## [The exercise]
From the records below, copy every line that contains the word "JSON".

··· Data rows

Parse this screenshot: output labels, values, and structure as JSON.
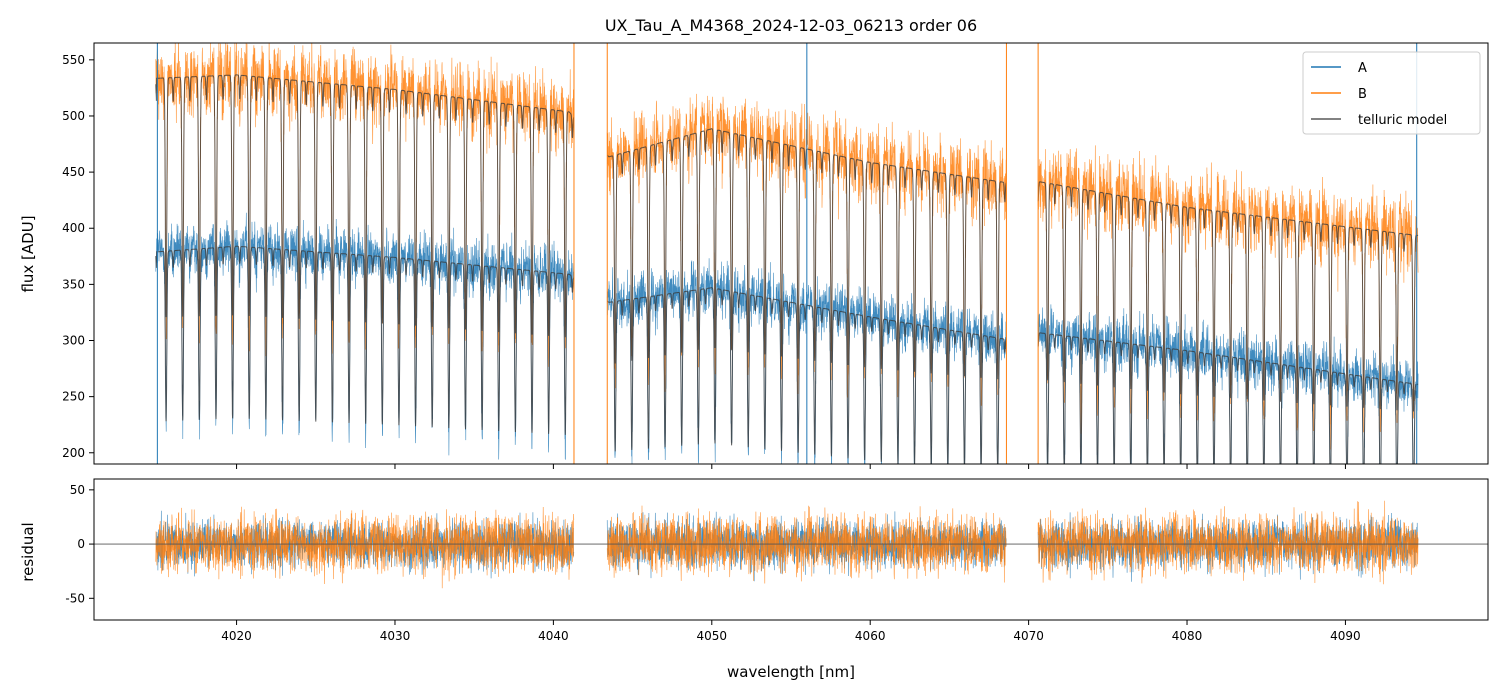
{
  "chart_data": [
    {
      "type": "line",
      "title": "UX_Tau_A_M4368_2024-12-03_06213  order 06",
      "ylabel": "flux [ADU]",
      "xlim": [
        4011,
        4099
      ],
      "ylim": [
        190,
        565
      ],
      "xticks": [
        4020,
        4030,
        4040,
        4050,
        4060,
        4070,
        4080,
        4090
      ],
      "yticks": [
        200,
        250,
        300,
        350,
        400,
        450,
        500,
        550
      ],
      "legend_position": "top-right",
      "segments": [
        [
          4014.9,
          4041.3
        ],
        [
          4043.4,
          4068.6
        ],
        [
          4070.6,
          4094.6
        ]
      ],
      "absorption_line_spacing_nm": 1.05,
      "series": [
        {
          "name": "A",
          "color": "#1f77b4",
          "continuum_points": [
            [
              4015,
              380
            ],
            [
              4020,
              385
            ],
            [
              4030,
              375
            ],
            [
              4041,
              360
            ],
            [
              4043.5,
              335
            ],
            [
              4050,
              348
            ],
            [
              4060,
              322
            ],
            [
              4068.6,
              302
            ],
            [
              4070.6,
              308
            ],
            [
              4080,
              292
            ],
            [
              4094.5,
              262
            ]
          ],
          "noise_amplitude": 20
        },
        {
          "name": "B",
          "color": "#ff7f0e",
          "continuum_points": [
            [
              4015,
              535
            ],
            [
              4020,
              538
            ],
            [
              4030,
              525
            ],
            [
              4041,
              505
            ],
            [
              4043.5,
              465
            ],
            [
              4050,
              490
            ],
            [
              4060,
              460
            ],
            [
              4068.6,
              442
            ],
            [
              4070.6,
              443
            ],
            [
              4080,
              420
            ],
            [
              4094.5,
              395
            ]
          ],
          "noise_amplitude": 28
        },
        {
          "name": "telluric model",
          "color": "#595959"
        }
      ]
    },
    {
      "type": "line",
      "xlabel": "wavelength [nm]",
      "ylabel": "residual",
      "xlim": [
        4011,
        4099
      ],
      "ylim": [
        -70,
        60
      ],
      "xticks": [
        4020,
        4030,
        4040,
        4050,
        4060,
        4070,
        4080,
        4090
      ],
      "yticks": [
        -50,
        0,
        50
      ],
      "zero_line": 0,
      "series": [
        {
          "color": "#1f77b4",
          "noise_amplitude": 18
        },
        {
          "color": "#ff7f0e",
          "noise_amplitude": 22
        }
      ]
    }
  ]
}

······
··· Data rows

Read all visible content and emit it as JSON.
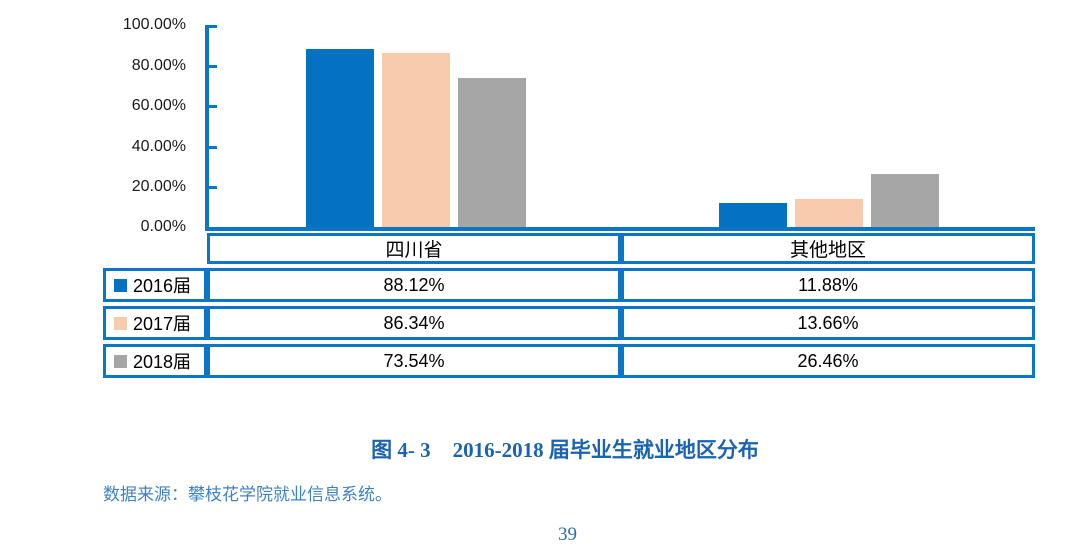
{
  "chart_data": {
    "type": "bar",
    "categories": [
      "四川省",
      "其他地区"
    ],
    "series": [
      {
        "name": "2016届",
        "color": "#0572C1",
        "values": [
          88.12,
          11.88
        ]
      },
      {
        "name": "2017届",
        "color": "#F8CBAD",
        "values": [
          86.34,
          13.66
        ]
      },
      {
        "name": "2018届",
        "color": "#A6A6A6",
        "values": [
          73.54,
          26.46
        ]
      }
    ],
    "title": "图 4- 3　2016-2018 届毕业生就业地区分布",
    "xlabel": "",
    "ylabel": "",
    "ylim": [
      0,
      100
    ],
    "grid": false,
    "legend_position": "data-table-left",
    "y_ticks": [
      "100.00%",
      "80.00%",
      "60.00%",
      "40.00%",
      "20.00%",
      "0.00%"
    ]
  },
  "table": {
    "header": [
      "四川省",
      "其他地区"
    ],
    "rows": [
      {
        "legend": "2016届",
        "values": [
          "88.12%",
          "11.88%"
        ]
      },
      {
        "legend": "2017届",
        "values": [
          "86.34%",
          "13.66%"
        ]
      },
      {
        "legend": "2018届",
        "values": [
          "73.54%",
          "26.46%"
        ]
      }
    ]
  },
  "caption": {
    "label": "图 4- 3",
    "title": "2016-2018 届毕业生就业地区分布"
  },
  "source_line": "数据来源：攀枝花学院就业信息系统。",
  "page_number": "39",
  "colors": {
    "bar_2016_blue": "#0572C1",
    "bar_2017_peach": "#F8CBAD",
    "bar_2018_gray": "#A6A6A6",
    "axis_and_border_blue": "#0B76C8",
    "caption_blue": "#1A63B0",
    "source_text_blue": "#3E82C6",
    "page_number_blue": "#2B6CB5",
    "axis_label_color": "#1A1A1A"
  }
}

······

## [Full solution]
Parse this screenshot: output labels, values, and structure as JSON.
Read all visible content and emit it as JSON.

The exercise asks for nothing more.